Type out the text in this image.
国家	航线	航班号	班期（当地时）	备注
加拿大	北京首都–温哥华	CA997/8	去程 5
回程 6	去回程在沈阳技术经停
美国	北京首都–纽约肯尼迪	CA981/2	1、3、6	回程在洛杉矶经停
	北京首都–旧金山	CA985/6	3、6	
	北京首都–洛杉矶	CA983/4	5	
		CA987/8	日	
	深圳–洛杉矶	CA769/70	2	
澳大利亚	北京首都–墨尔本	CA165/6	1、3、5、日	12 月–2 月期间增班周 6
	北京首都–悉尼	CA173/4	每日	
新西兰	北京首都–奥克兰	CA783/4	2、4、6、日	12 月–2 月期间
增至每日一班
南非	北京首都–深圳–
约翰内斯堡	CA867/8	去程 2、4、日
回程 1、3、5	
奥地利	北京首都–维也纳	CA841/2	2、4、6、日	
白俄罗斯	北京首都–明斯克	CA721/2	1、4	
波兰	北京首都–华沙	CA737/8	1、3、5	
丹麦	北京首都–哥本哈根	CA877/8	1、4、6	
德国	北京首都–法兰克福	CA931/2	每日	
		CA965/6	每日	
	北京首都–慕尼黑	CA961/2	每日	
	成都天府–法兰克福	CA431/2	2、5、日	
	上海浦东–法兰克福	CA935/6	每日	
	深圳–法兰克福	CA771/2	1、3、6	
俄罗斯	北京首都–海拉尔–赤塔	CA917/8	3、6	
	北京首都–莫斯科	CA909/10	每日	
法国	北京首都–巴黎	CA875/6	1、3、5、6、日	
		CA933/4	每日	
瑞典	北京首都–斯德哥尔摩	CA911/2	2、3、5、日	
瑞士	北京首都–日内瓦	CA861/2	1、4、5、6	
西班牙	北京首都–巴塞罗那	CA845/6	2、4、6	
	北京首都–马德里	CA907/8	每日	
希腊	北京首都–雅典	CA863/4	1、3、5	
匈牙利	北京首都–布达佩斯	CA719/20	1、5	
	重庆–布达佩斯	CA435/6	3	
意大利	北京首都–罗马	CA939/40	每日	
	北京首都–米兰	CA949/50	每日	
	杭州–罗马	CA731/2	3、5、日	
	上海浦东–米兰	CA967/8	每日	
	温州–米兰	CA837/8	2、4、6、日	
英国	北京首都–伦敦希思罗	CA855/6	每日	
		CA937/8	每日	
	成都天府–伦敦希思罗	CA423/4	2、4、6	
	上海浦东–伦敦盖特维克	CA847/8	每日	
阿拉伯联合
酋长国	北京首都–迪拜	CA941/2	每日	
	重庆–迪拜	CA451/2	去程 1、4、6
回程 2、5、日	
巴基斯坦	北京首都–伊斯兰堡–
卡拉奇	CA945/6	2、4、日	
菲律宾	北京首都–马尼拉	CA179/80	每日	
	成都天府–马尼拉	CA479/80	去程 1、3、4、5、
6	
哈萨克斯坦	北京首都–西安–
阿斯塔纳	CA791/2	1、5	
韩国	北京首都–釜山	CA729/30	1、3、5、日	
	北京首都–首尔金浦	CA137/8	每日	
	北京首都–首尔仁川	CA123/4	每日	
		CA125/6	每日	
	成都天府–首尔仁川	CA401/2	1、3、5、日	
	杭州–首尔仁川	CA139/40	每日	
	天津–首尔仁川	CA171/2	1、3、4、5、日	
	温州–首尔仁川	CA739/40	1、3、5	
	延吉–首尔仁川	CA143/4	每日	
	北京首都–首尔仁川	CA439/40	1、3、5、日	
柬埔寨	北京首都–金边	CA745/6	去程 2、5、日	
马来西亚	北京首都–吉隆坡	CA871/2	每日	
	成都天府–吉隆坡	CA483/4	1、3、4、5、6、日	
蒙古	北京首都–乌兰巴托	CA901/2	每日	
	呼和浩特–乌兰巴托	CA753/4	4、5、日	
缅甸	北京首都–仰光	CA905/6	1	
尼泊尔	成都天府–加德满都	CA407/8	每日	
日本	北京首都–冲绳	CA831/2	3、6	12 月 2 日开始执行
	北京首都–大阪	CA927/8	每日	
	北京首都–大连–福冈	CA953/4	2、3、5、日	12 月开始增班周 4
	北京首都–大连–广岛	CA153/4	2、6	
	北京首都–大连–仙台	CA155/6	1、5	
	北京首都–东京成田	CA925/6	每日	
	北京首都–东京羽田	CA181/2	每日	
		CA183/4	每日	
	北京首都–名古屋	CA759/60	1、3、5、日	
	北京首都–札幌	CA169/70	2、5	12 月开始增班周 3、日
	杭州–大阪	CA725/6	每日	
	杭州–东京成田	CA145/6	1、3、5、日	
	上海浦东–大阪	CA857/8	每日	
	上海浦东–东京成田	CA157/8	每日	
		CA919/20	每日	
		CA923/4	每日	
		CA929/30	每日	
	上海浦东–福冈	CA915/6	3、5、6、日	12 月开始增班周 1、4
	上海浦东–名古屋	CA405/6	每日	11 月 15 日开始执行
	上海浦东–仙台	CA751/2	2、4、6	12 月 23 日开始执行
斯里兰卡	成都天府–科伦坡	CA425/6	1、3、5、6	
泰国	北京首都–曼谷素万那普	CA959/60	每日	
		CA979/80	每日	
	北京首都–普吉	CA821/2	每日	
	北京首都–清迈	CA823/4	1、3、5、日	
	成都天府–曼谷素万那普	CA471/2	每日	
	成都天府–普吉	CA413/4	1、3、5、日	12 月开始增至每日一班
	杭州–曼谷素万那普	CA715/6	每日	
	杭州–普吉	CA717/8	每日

→ **PROBLEM TO WORK ON**:
Read through the entries and copy each line in which "东京成田" appears.

→ **RIGHT ANSWER**:
	北京首都–东京成田	CA925/6	每日	
	杭州–东京成田	CA145/6	1、3、5、日	
	上海浦东–东京成田	CA157/8	每日	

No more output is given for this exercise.